Aim:
Pictures stay out; everything else in the records below is copied exactly.
* Start *
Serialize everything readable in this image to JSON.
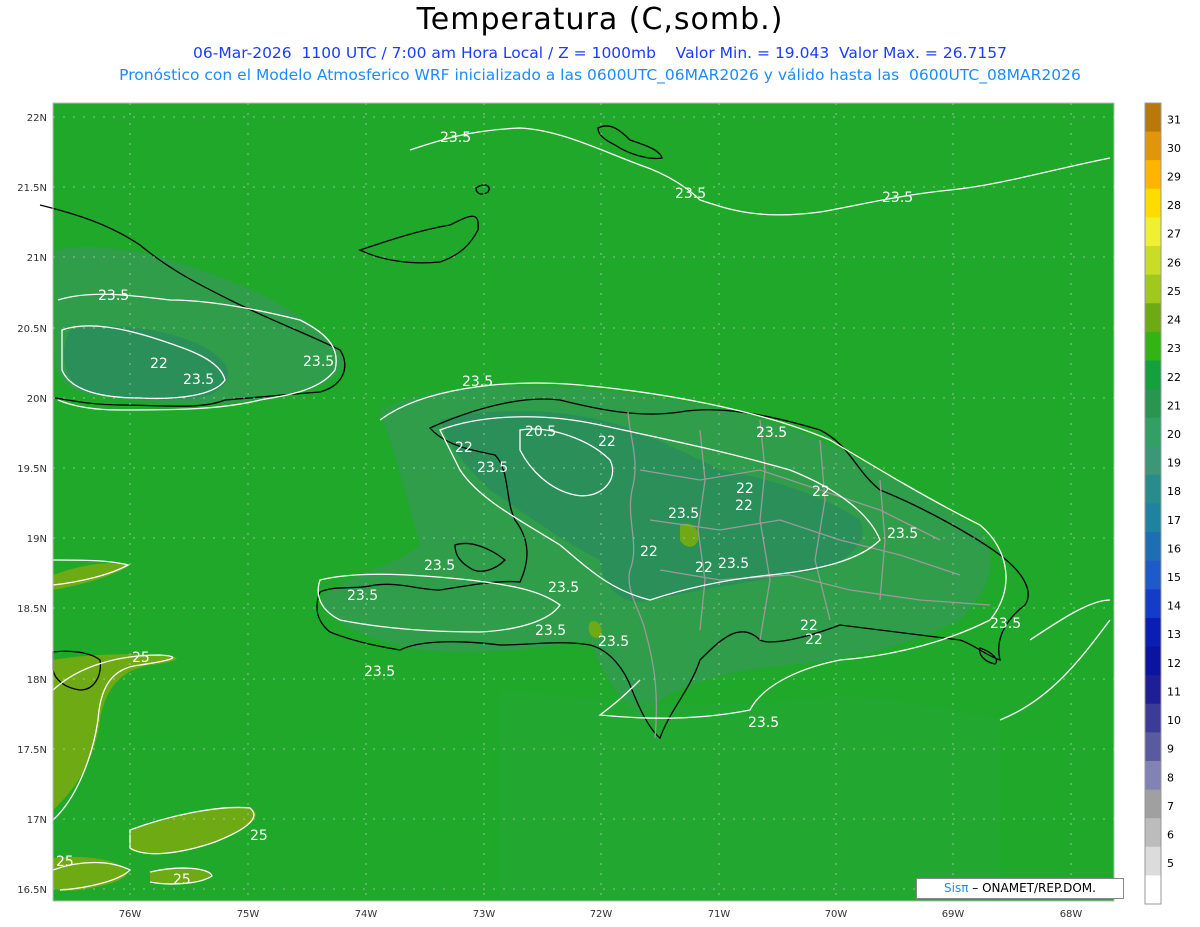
{
  "header": {
    "title": "Temperatura (C,somb.)",
    "line1": "06-Mar-2026  1100 UTC / 7:00 am Hora Local / Z = 1000mb    Valor Min. = 19.043  Valor Max. = 26.7157",
    "line2": "Pronóstico con el Modelo Atmosferico WRF inicializado a las 0600UTC_06MAR2026 y válido hasta las  0600UTC_08MAR2026"
  },
  "axes": {
    "lat_labels": [
      "22N",
      "21.5N",
      "21N",
      "20.5N",
      "20N",
      "19.5N",
      "19N",
      "18.5N",
      "18N",
      "17.5N",
      "17N",
      "16.5N"
    ],
    "lon_labels": [
      "76W",
      "75W",
      "74W",
      "73W",
      "72W",
      "71W",
      "70W",
      "69W",
      "68W"
    ]
  },
  "contour_labels": [
    "23.5",
    "23.5",
    "23.5",
    "23.5",
    "22",
    "23.5",
    "23.5",
    "23.5",
    "20.5",
    "22",
    "22",
    "23.5",
    "23.5",
    "22",
    "22",
    "22",
    "23.5",
    "23.5",
    "22",
    "23.5",
    "23.5",
    "22",
    "23.5",
    "23.5",
    "23.5",
    "22",
    "22",
    "23.5",
    "23.5",
    "23.5",
    "25",
    "25",
    "25",
    "25",
    "23.5"
  ],
  "colorbar": {
    "values": [
      "31",
      "30",
      "29",
      "28",
      "27",
      "26",
      "25",
      "24",
      "23",
      "22",
      "21",
      "20",
      "19",
      "18",
      "17",
      "16",
      "15",
      "14",
      "13",
      "12",
      "11",
      "10",
      "9",
      "8",
      "7",
      "6",
      "5"
    ],
    "colors": [
      "#b8780a",
      "#e0960a",
      "#ffb400",
      "#ffdc00",
      "#f0f032",
      "#c8dc28",
      "#a0c81e",
      "#6eaa14",
      "#32b414",
      "#14a03c",
      "#289650",
      "#32a064",
      "#3c9678",
      "#288c8c",
      "#1e82a0",
      "#1e6eb4",
      "#1e5ac8",
      "#143cc8",
      "#0a1eb4",
      "#0a14a0",
      "#1e1e96",
      "#3c3c96",
      "#5a5aa0",
      "#8282b4",
      "#a0a0a0",
      "#bcbcbc",
      "#dcdcdc",
      "#ffffff"
    ]
  },
  "credit": {
    "sis": "Sis",
    "pi": "π",
    "rest": " – ONAMET/REP.DOM."
  }
}
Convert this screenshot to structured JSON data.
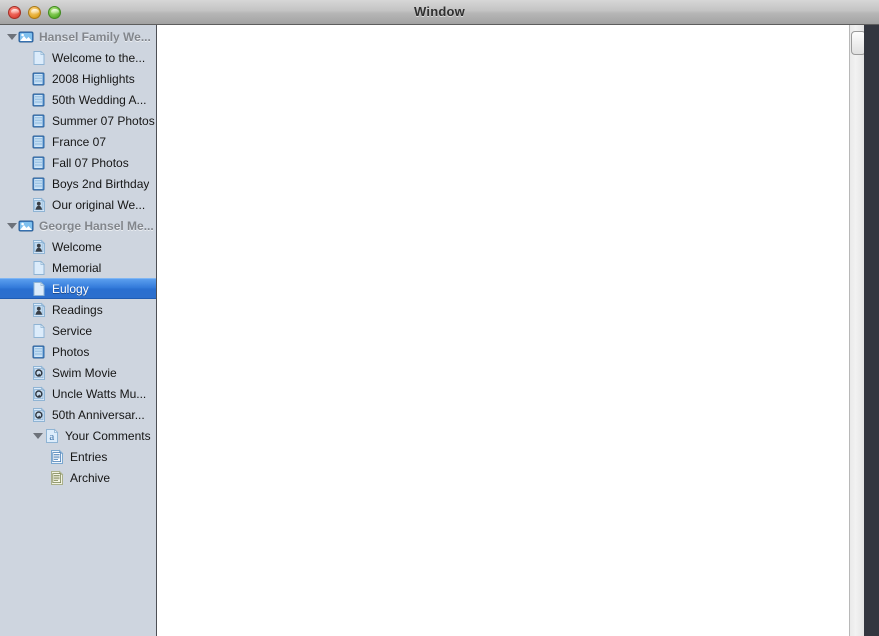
* End *
Result for this exercise:
Serialize everything readable in this image to JSON.
{
  "header": {
    "title": "Temperatura (C,somb.)",
    "line1": "06-Mar-2026  1100 UTC / 7:00 am Hora Local / Z = 1000mb    Valor Min. = 19.043  Valor Max. = 26.7157",
    "line2": "Pronóstico con el Modelo Atmosferico WRF inicializado a las 0600UTC_06MAR2026 y válido hasta las  0600UTC_08MAR2026"
  },
  "axes": {
    "lat_labels": [
      "22N",
      "21.5N",
      "21N",
      "20.5N",
      "20N",
      "19.5N",
      "19N",
      "18.5N",
      "18N",
      "17.5N",
      "17N",
      "16.5N"
    ],
    "lon_labels": [
      "76W",
      "75W",
      "74W",
      "73W",
      "72W",
      "71W",
      "70W",
      "69W",
      "68W"
    ]
  },
  "contour_labels": [
    "23.5",
    "23.5",
    "23.5",
    "23.5",
    "22",
    "23.5",
    "23.5",
    "23.5",
    "20.5",
    "22",
    "22",
    "23.5",
    "23.5",
    "22",
    "22",
    "22",
    "23.5",
    "23.5",
    "22",
    "23.5",
    "23.5",
    "22",
    "23.5",
    "23.5",
    "23.5",
    "22",
    "22",
    "23.5",
    "23.5",
    "23.5",
    "25",
    "25",
    "25",
    "25",
    "23.5"
  ],
  "colorbar": {
    "values": [
      "31",
      "30",
      "29",
      "28",
      "27",
      "26",
      "25",
      "24",
      "23",
      "22",
      "21",
      "20",
      "19",
      "18",
      "17",
      "16",
      "15",
      "14",
      "13",
      "12",
      "11",
      "10",
      "9",
      "8",
      "7",
      "6",
      "5"
    ],
    "colors": [
      "#b8780a",
      "#e0960a",
      "#ffb400",
      "#ffdc00",
      "#f0f032",
      "#c8dc28",
      "#a0c81e",
      "#6eaa14",
      "#32b414",
      "#14a03c",
      "#289650",
      "#32a064",
      "#3c9678",
      "#288c8c",
      "#1e82a0",
      "#1e6eb4",
      "#1e5ac8",
      "#143cc8",
      "#0a1eb4",
      "#0a14a0",
      "#1e1e96",
      "#3c3c96",
      "#5a5aa0",
      "#8282b4",
      "#a0a0a0",
      "#bcbcbc",
      "#dcdcdc",
      "#ffffff"
    ]
  },
  "credit": {
    "sis": "Sis",
    "pi": "π",
    "rest": " – ONAMET/REP.DOM."
  }
}
Convert this screenshot to structured JSON data.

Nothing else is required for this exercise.